(Document extract Opens)

Following receipt of 488 entries from 101 countries, three finalists have been chosen for this year’s prestigious St Andrews Prize for the Environment. The winner will receive $100,000 USD and the two runners-up will each receive $25,000 USD.
The Prize is a joint environmental initiative by the University of St Andrews in Scotland and independent exploration and production company ConocoPhillips, which aims to find practical solutions to environmental challenges from around the globe.
Sir Crispin Tickell, Chairman of the St Andrews Prize for the Environment Trustees, says: ‘The purpose of the Prize is to find and reward entrepreneurs who come forward with original and practical ideas for coping with specific environmental problems. Such ideas must be designed to lead to action, be realistic, realisable and easy to be replicated elsewhere taking account of their social and economic implications. The world faces an intimidating array of problems unknown to previous generations and we need to remember how small and vulnerable we are as members of a particular species in a particular environment at a particular moment in time. Let us enjoy that environment as long as we can. The ideas and projects generated by the Prize help us all to do so.’
The finalists’ presentations will be heard at a seminar at St Andrews University and the winner will be announced at a ceremony on Thursday, 1 May 2014.

(Document extract Closes)
(Input data Opens)

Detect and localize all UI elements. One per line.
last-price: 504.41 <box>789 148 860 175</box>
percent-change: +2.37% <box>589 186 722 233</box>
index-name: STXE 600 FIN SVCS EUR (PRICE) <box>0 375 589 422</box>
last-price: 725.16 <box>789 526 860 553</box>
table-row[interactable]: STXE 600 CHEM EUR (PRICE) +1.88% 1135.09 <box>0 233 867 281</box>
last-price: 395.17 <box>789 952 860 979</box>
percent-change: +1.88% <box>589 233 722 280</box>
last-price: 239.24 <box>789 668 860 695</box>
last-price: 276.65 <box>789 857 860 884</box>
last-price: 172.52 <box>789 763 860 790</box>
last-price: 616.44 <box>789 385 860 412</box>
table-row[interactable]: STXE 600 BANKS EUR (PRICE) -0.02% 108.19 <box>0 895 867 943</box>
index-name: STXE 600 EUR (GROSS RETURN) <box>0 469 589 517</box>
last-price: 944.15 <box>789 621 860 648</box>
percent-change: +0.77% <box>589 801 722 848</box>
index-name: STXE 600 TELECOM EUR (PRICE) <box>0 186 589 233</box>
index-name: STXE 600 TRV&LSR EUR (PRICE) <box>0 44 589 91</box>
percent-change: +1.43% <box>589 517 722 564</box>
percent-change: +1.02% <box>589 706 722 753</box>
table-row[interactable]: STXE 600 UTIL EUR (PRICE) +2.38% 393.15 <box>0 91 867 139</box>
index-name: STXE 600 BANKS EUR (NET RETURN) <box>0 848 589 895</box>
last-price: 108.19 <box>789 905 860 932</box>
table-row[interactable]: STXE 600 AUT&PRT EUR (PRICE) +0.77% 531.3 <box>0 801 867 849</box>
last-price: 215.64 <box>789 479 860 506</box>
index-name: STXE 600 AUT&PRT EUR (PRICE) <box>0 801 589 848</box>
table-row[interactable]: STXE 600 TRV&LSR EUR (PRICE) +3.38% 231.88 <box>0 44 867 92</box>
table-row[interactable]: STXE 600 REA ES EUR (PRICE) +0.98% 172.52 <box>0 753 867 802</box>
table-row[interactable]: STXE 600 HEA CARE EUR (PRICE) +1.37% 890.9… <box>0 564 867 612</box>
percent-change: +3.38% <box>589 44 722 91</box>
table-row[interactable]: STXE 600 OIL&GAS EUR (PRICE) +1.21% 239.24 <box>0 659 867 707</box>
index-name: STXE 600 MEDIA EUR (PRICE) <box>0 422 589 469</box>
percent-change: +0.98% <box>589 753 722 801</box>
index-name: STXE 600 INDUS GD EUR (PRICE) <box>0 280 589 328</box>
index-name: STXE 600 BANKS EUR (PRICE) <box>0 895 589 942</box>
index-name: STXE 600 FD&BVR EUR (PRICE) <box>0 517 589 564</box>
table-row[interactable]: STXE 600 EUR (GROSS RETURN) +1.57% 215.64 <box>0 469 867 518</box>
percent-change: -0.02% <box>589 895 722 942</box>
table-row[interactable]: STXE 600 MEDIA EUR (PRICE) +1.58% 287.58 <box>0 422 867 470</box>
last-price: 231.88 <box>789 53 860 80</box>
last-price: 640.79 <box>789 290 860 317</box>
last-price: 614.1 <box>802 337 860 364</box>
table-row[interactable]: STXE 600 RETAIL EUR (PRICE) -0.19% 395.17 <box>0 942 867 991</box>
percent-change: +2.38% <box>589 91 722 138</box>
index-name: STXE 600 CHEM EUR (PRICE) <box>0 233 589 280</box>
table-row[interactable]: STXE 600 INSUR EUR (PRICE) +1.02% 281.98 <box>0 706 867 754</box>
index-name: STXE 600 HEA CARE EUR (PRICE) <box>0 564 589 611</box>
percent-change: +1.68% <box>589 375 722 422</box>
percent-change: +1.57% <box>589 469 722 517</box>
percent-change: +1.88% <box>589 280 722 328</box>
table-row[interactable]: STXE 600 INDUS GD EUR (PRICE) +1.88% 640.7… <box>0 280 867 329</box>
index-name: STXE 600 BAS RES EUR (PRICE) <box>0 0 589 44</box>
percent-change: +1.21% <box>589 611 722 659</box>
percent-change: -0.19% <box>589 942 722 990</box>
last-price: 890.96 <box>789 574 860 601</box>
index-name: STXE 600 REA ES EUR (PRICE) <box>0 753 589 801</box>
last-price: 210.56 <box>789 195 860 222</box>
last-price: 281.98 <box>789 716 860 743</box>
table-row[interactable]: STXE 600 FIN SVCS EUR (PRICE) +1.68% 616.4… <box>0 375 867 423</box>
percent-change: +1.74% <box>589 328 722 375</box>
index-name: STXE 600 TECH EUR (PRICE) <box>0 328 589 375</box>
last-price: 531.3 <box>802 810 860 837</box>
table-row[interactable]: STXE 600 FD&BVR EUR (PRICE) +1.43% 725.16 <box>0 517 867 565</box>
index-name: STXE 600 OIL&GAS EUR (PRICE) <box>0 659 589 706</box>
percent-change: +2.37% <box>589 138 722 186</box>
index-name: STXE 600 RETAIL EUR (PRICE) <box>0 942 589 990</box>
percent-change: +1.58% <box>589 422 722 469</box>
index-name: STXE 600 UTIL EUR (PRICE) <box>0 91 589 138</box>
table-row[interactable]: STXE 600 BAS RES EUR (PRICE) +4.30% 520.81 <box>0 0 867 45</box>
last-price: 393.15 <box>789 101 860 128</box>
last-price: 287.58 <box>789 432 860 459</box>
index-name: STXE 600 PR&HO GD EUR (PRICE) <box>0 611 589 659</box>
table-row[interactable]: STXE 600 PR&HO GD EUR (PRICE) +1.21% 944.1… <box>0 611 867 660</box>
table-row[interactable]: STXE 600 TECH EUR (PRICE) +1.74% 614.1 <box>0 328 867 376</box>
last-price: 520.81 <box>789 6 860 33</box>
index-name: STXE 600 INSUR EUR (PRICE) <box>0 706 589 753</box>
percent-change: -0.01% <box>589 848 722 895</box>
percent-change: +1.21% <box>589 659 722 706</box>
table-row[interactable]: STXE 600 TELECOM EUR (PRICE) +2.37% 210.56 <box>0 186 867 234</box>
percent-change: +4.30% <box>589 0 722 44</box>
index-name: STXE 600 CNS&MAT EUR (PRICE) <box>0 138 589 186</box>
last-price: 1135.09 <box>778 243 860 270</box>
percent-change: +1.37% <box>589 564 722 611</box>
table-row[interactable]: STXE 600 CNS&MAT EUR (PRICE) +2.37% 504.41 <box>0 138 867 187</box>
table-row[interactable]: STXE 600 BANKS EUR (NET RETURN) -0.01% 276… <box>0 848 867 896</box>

(Input data Closes)

Task A: Translate this sentence from the St Andrews Prize announcement into Spanish: "The winner will receive $100,000 USD and the two runners-up will each receive $25,000 USD."
Task B: Reproduce the stretch of the St Andrews Prize announcement from "Following receipt of" through "around the globe.", word for word.
Task C: In the St Andrews Prize announcement, the sentence beginning "Such ideas must be" sets out what the ideas must be before the words "taking account." List each of those requirements.

Written reply A: El ganador recibirá 100.000 dólares estadounidenses y los dos subcampeones recibirán 25.000 dólares estadounidenses cada uno.

Written reply B:
Following receipt of 488 entries from 101 countries, three finalists have been chosen for this year’s prestigious St Andrews Prize for the Environment. The winner will receive $100,000 USD and the two runners-up will each receive $25,000 USD.
The Prize is a joint environmental initiative by the University of St Andrews in Scotland and independent exploration and production company ConocoPhillips, which aims to find practical solutions to environmental challenges from around the globe.

Written reply C:
- designed to lead to action
- realistic
- realisable
- easy to be replicated elsewhere